__THE REQUEST__
Where a line in the listing below contains the word "Volume", copy that line.
━━━ EXERCISE MATERIAL ━━━
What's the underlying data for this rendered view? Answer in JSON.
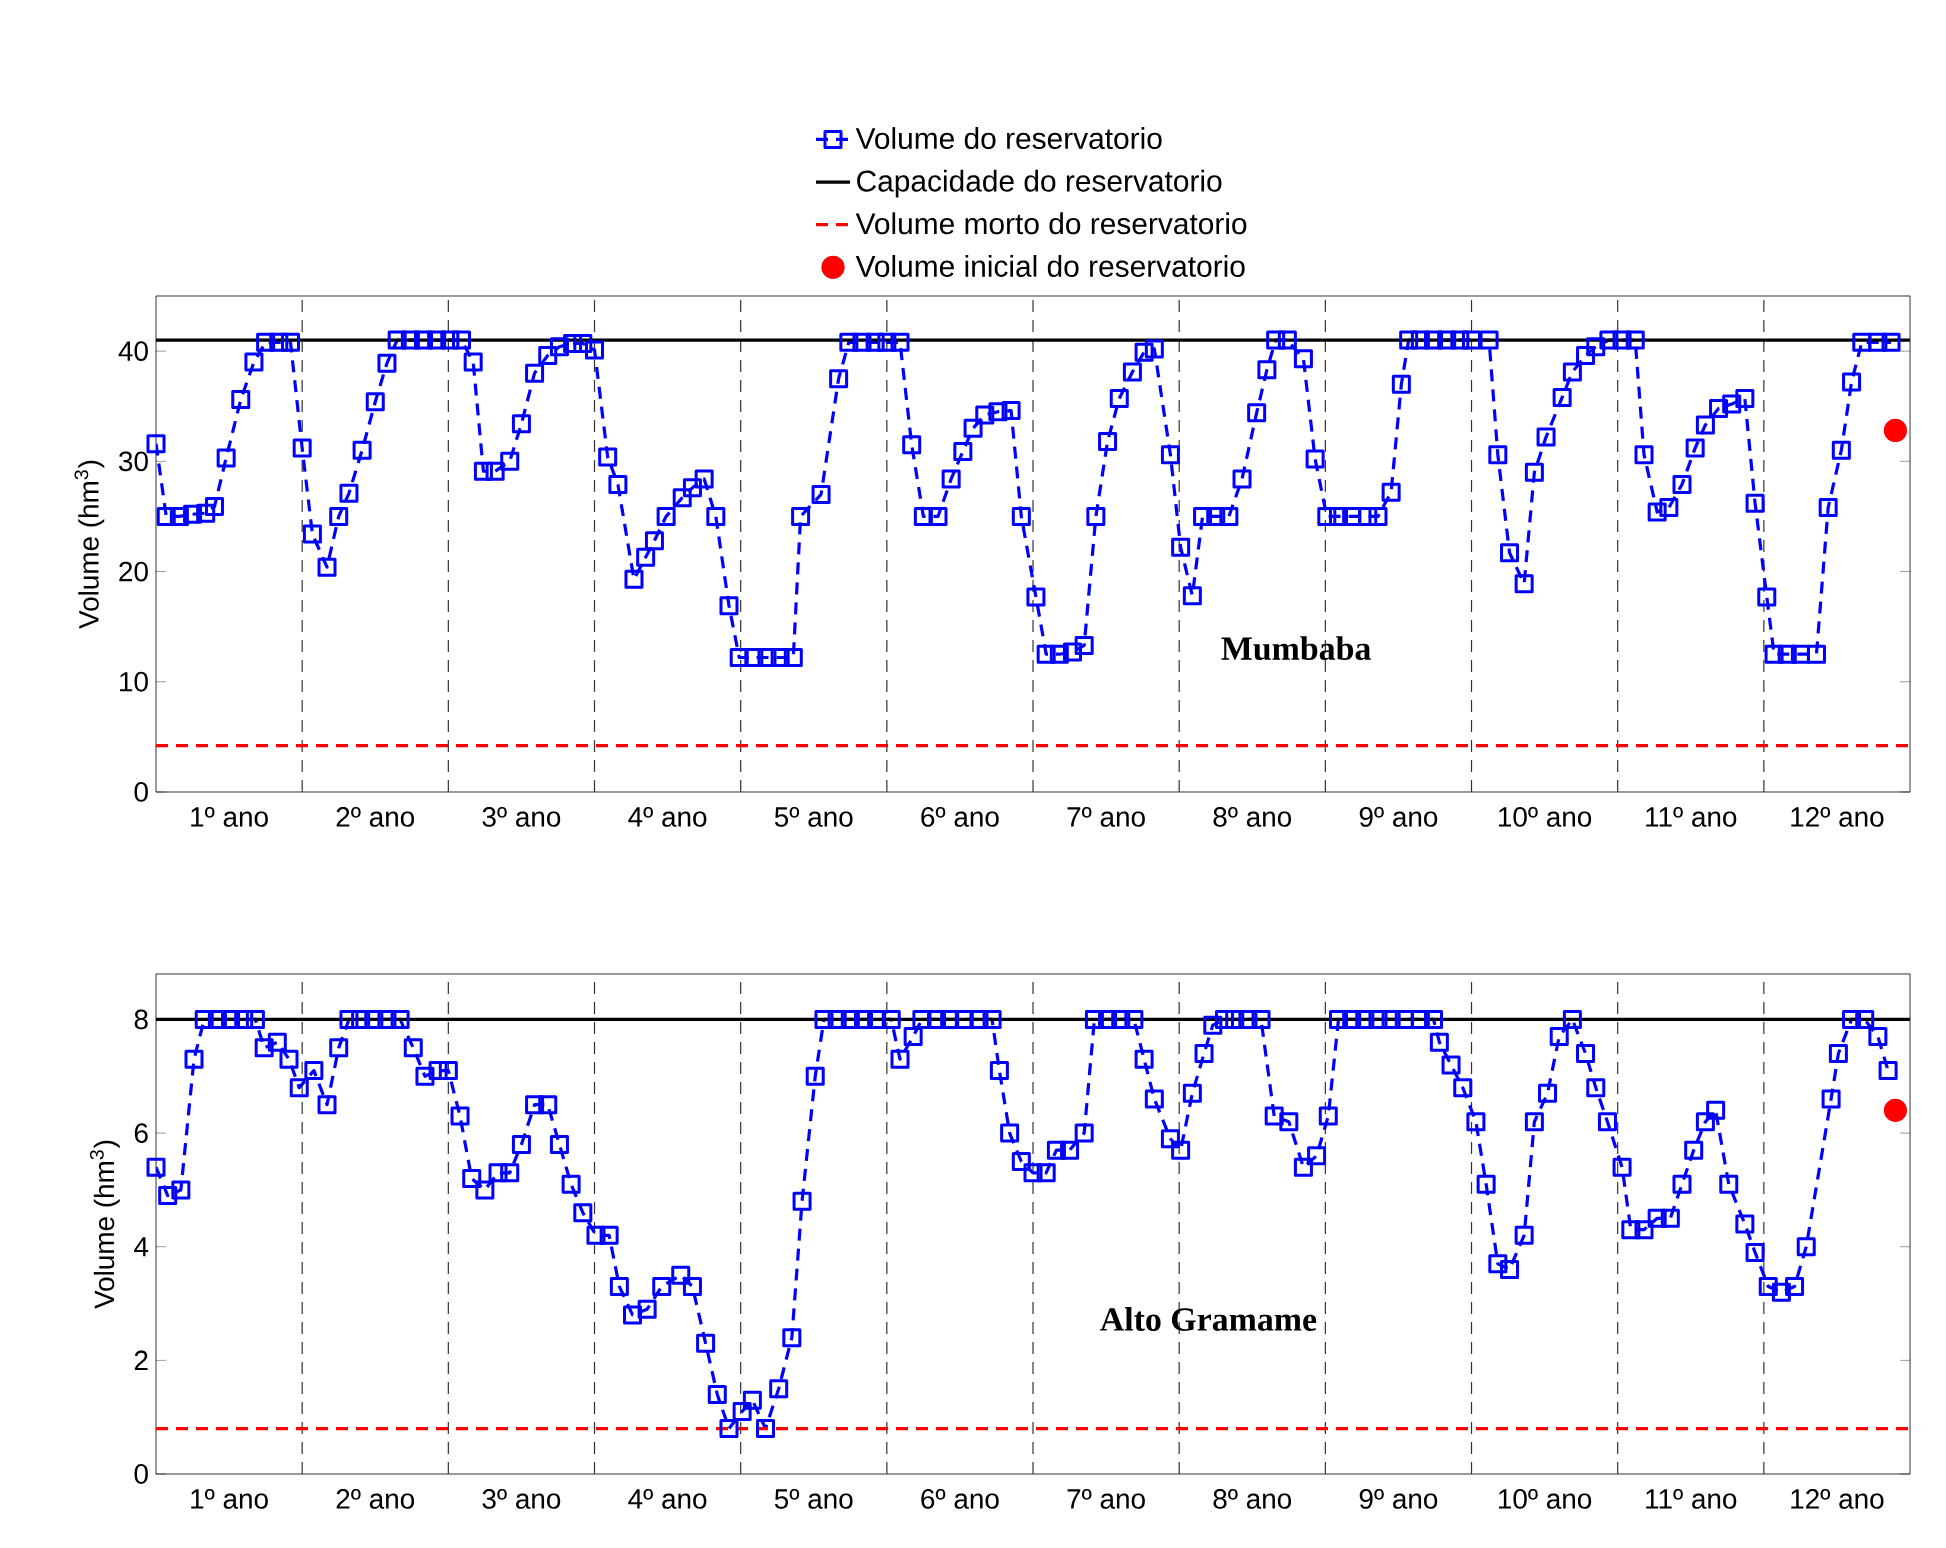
{
  "chart_data": [
    {
      "type": "line",
      "ylabel": "Volume (hm$^{3}$)",
      "legend": "top",
      "xlim": [
        0,
        12
      ],
      "ylim": [
        0,
        45
      ],
      "xticks": [
        {
          "value": 0.5,
          "label": "1º ano"
        },
        {
          "value": 1.5,
          "label": "2º ano"
        },
        {
          "value": 2.5,
          "label": "3º ano"
        },
        {
          "value": 3.5,
          "label": "4º ano"
        },
        {
          "value": 4.5,
          "label": "5º ano"
        },
        {
          "value": 5.5,
          "label": "6º ano"
        },
        {
          "value": 6.5,
          "label": "7º ano"
        },
        {
          "value": 7.5,
          "label": "8º ano"
        },
        {
          "value": 8.5,
          "label": "9º ano"
        },
        {
          "value": 9.5,
          "label": "10º ano"
        },
        {
          "value": 10.5,
          "label": "11º ano"
        },
        {
          "value": 11.5,
          "label": "12º ano"
        }
      ],
      "yticks": [
        0,
        10,
        20,
        30,
        40
      ],
      "annotations": [
        "Mumbaba"
      ],
      "ref_lines": [
        {
          "axis": "x",
          "value": 1,
          "color": "#333333",
          "line_style": "dashed"
        },
        {
          "axis": "x",
          "value": 2,
          "color": "#333333",
          "line_style": "dashed"
        },
        {
          "axis": "x",
          "value": 3,
          "color": "#333333",
          "line_style": "dashed"
        },
        {
          "axis": "x",
          "value": 4,
          "color": "#333333",
          "line_style": "dashed"
        },
        {
          "axis": "x",
          "value": 5,
          "color": "#333333",
          "line_style": "dashed"
        },
        {
          "axis": "x",
          "value": 6,
          "color": "#333333",
          "line_style": "dashed"
        },
        {
          "axis": "x",
          "value": 7,
          "color": "#333333",
          "line_style": "dashed"
        },
        {
          "axis": "x",
          "value": 8,
          "color": "#333333",
          "line_style": "dashed"
        },
        {
          "axis": "x",
          "value": 9,
          "color": "#333333",
          "line_style": "dashed"
        },
        {
          "axis": "x",
          "value": 10,
          "color": "#333333",
          "line_style": "dashed"
        },
        {
          "axis": "x",
          "value": 11,
          "color": "#333333",
          "line_style": "dashed"
        }
      ],
      "series": [
        {
          "name": "Volume do reservatorio",
          "color": "#0000ff",
          "marker": "square",
          "line_style": "dashed",
          "x": [
            0.0,
            0.07,
            0.16,
            0.25,
            0.34,
            0.4,
            0.48,
            0.58,
            0.67,
            0.75,
            0.84,
            0.92,
            1.0,
            1.07,
            1.17,
            1.25,
            1.32,
            1.41,
            1.5,
            1.58,
            1.65,
            1.74,
            1.83,
            1.92,
            2.01,
            2.09,
            2.17,
            2.24,
            2.32,
            2.42,
            2.5,
            2.59,
            2.68,
            2.76,
            2.85,
            2.92,
            3.0,
            3.09,
            3.16,
            3.27,
            3.35,
            3.41,
            3.49,
            3.6,
            3.67,
            3.75,
            3.83,
            3.92,
            3.99,
            4.09,
            4.18,
            4.27,
            4.36,
            4.41,
            4.55,
            4.67,
            4.74,
            4.83,
            4.92,
            5.0,
            5.09,
            5.17,
            5.25,
            5.35,
            5.44,
            5.52,
            5.59,
            5.67,
            5.76,
            5.85,
            5.92,
            6.02,
            6.09,
            6.18,
            6.27,
            6.35,
            6.43,
            6.51,
            6.59,
            6.68,
            6.76,
            6.83,
            6.94,
            7.01,
            7.09,
            7.16,
            7.25,
            7.34,
            7.43,
            7.53,
            7.6,
            7.66,
            7.74,
            7.85,
            7.93,
            8.01,
            8.09,
            8.18,
            8.29,
            8.36,
            8.45,
            8.52,
            8.57,
            8.65,
            8.74,
            8.83,
            8.92,
            9.0,
            9.12,
            9.18,
            9.26,
            9.36,
            9.43,
            9.51,
            9.62,
            9.69,
            9.78,
            9.85,
            9.94,
            10.03,
            10.12,
            10.18,
            10.27,
            10.35,
            10.44,
            10.53,
            10.6,
            10.69,
            10.78,
            10.87,
            10.94,
            11.02,
            11.07,
            11.16,
            11.25,
            11.36,
            11.44,
            11.53,
            11.6,
            11.67,
            11.78,
            11.87
          ],
          "values": [
            31.6,
            25.0,
            25.0,
            25.2,
            25.3,
            25.9,
            30.3,
            35.6,
            39.0,
            40.8,
            40.8,
            40.8,
            31.2,
            23.4,
            20.4,
            25.0,
            27.1,
            31.0,
            35.4,
            38.9,
            41.0,
            41.0,
            41.0,
            41.0,
            41.0,
            41.0,
            39.0,
            29.1,
            29.1,
            30.0,
            33.4,
            38.0,
            39.6,
            40.4,
            40.7,
            40.7,
            40.1,
            30.4,
            27.9,
            19.3,
            21.3,
            22.8,
            25.0,
            26.7,
            27.6,
            28.4,
            25.0,
            16.9,
            12.2,
            12.2,
            12.2,
            12.2,
            12.2,
            25.0,
            27.0,
            37.5,
            40.8,
            40.8,
            40.8,
            40.8,
            40.8,
            31.5,
            25.0,
            25.0,
            28.4,
            30.9,
            33.0,
            34.2,
            34.5,
            34.6,
            25.0,
            17.7,
            12.5,
            12.5,
            12.7,
            13.3,
            25.0,
            31.8,
            35.7,
            38.1,
            39.9,
            40.2,
            30.6,
            22.2,
            17.8,
            25.0,
            25.0,
            25.0,
            28.4,
            34.4,
            38.3,
            41.0,
            41.0,
            39.3,
            30.2,
            25.0,
            25.0,
            25.0,
            25.0,
            25.0,
            27.2,
            37.0,
            41.0,
            41.0,
            41.0,
            41.0,
            41.0,
            41.0,
            41.0,
            30.6,
            21.7,
            18.9,
            29.0,
            32.2,
            35.8,
            38.1,
            39.6,
            40.4,
            41.0,
            41.0,
            41.0,
            30.6,
            25.4,
            25.8,
            27.9,
            31.2,
            33.3,
            34.8,
            35.2,
            35.7,
            26.2,
            17.7,
            12.5,
            12.5,
            12.5,
            12.5,
            25.8,
            31.0,
            37.2,
            40.8,
            40.8,
            40.8
          ]
        },
        {
          "name": "Capacidade do reservatorio",
          "color": "#000000",
          "marker": "none",
          "line_style": "solid",
          "x": [
            0,
            12
          ],
          "values": [
            41,
            41
          ]
        },
        {
          "name": "Volume morto do reservatorio",
          "color": "#ff0000",
          "marker": "none",
          "line_style": "dashed",
          "x": [
            0,
            12
          ],
          "values": [
            4.2,
            4.2
          ]
        },
        {
          "name": "Volume inicial do reservatorio",
          "type": "scatter",
          "color": "#ff0000",
          "marker": "circle",
          "x": [
            11.9
          ],
          "values": [
            32.8
          ]
        }
      ]
    },
    {
      "type": "line",
      "ylabel": "Volume (hm$^{3}$)",
      "xlim": [
        0,
        12
      ],
      "ylim": [
        0,
        8.8
      ],
      "xticks": [
        {
          "value": 0.5,
          "label": "1º ano"
        },
        {
          "value": 1.5,
          "label": "2º ano"
        },
        {
          "value": 2.5,
          "label": "3º ano"
        },
        {
          "value": 3.5,
          "label": "4º ano"
        },
        {
          "value": 4.5,
          "label": "5º ano"
        },
        {
          "value": 5.5,
          "label": "6º ano"
        },
        {
          "value": 6.5,
          "label": "7º ano"
        },
        {
          "value": 7.5,
          "label": "8º ano"
        },
        {
          "value": 8.5,
          "label": "9º ano"
        },
        {
          "value": 9.5,
          "label": "10º ano"
        },
        {
          "value": 10.5,
          "label": "11º ano"
        },
        {
          "value": 11.5,
          "label": "12º ano"
        }
      ],
      "yticks": [
        0,
        2,
        4,
        6,
        8
      ],
      "annotations": [
        "Alto Gramame"
      ],
      "ref_lines": [
        {
          "axis": "x",
          "value": 1,
          "color": "#333333",
          "line_style": "dashed"
        },
        {
          "axis": "x",
          "value": 2,
          "color": "#333333",
          "line_style": "dashed"
        },
        {
          "axis": "x",
          "value": 3,
          "color": "#333333",
          "line_style": "dashed"
        },
        {
          "axis": "x",
          "value": 4,
          "color": "#333333",
          "line_style": "dashed"
        },
        {
          "axis": "x",
          "value": 5,
          "color": "#333333",
          "line_style": "dashed"
        },
        {
          "axis": "x",
          "value": 6,
          "color": "#333333",
          "line_style": "dashed"
        },
        {
          "axis": "x",
          "value": 7,
          "color": "#333333",
          "line_style": "dashed"
        },
        {
          "axis": "x",
          "value": 8,
          "color": "#333333",
          "line_style": "dashed"
        },
        {
          "axis": "x",
          "value": 9,
          "color": "#333333",
          "line_style": "dashed"
        },
        {
          "axis": "x",
          "value": 10,
          "color": "#333333",
          "line_style": "dashed"
        },
        {
          "axis": "x",
          "value": 11,
          "color": "#333333",
          "line_style": "dashed"
        }
      ],
      "series": [
        {
          "color": "#0000ff",
          "marker": "square",
          "line_style": "dashed",
          "x": [
            0.0,
            0.08,
            0.17,
            0.26,
            0.33,
            0.42,
            0.51,
            0.6,
            0.68,
            0.74,
            0.83,
            0.91,
            0.98,
            1.08,
            1.17,
            1.25,
            1.32,
            1.4,
            1.49,
            1.58,
            1.67,
            1.76,
            1.84,
            1.93,
            2.0,
            2.08,
            2.16,
            2.25,
            2.34,
            2.42,
            2.5,
            2.59,
            2.68,
            2.76,
            2.84,
            2.92,
            3.01,
            3.1,
            3.17,
            3.26,
            3.36,
            3.46,
            3.59,
            3.67,
            3.76,
            3.84,
            3.92,
            4.01,
            4.08,
            4.17,
            4.26,
            4.35,
            4.42,
            4.51,
            4.57,
            4.66,
            4.75,
            4.84,
            4.93,
            5.03,
            5.09,
            5.18,
            5.24,
            5.34,
            5.43,
            5.53,
            5.63,
            5.72,
            5.77,
            5.84,
            5.92,
            6.0,
            6.09,
            6.16,
            6.25,
            6.35,
            6.42,
            6.51,
            6.6,
            6.69,
            6.76,
            6.83,
            6.94,
            7.01,
            7.09,
            7.17,
            7.23,
            7.31,
            7.38,
            7.47,
            7.56,
            7.65,
            7.75,
            7.85,
            7.94,
            8.02,
            8.09,
            8.18,
            8.27,
            8.36,
            8.45,
            8.54,
            8.65,
            8.74,
            8.78,
            8.86,
            8.94,
            9.03,
            9.1,
            9.18,
            9.26,
            9.36,
            9.43,
            9.52,
            9.6,
            9.69,
            9.78,
            9.85,
            9.93,
            10.03,
            10.09,
            10.18,
            10.27,
            10.36,
            10.44,
            10.52,
            10.6,
            10.67,
            10.76,
            10.87,
            10.94,
            11.03,
            11.12,
            11.21,
            11.29,
            11.46,
            11.51,
            11.6,
            11.69,
            11.78,
            11.85
          ],
          "values": [
            5.4,
            4.9,
            5.0,
            7.3,
            8.0,
            8.0,
            8.0,
            8.0,
            8.0,
            7.5,
            7.6,
            7.3,
            6.8,
            7.1,
            6.5,
            7.5,
            8.0,
            8.0,
            8.0,
            8.0,
            8.0,
            7.5,
            7.0,
            7.1,
            7.1,
            6.3,
            5.2,
            5.0,
            5.3,
            5.3,
            5.8,
            6.5,
            6.5,
            5.8,
            5.1,
            4.6,
            4.2,
            4.2,
            3.3,
            2.8,
            2.9,
            3.3,
            3.5,
            3.3,
            2.3,
            1.4,
            0.8,
            1.1,
            1.3,
            0.8,
            1.5,
            2.4,
            4.8,
            7.0,
            8.0,
            8.0,
            8.0,
            8.0,
            8.0,
            8.0,
            7.3,
            7.7,
            8.0,
            8.0,
            8.0,
            8.0,
            8.0,
            8.0,
            7.1,
            6.0,
            5.5,
            5.3,
            5.3,
            5.7,
            5.7,
            6.0,
            8.0,
            8.0,
            8.0,
            8.0,
            7.3,
            6.6,
            5.9,
            5.7,
            6.7,
            7.4,
            7.9,
            8.0,
            8.0,
            8.0,
            8.0,
            6.3,
            6.2,
            5.4,
            5.6,
            6.3,
            8.0,
            8.0,
            8.0,
            8.0,
            8.0,
            8.0,
            8.0,
            8.0,
            7.6,
            7.2,
            6.8,
            6.2,
            5.1,
            3.7,
            3.6,
            4.2,
            6.2,
            6.7,
            7.7,
            8.0,
            7.4,
            6.8,
            6.2,
            5.4,
            4.3,
            4.3,
            4.5,
            4.5,
            5.1,
            5.7,
            6.2,
            6.4,
            5.1,
            4.4,
            3.9,
            3.3,
            3.2,
            3.3,
            4.0,
            6.6,
            7.4,
            8.0,
            8.0,
            7.7,
            7.1
          ]
        },
        {
          "color": "#000000",
          "marker": "none",
          "line_style": "solid",
          "x": [
            0,
            12
          ],
          "values": [
            8,
            8
          ]
        },
        {
          "color": "#ff0000",
          "marker": "none",
          "line_style": "dashed",
          "x": [
            0,
            12
          ],
          "values": [
            0.8,
            0.8
          ]
        },
        {
          "type": "scatter",
          "color": "#ff0000",
          "marker": "circle",
          "x": [
            11.9
          ],
          "values": [
            6.4
          ]
        }
      ]
    }
  ]
}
━━━
__THE REPLY__
      "ylabel": "Volume (hm$^{3}$)",
          "name": "Volume do reservatorio",
          "name": "Volume morto do reservatorio",
          "name": "Volume inicial do reservatorio",
      "ylabel": "Volume (hm$^{3}$)",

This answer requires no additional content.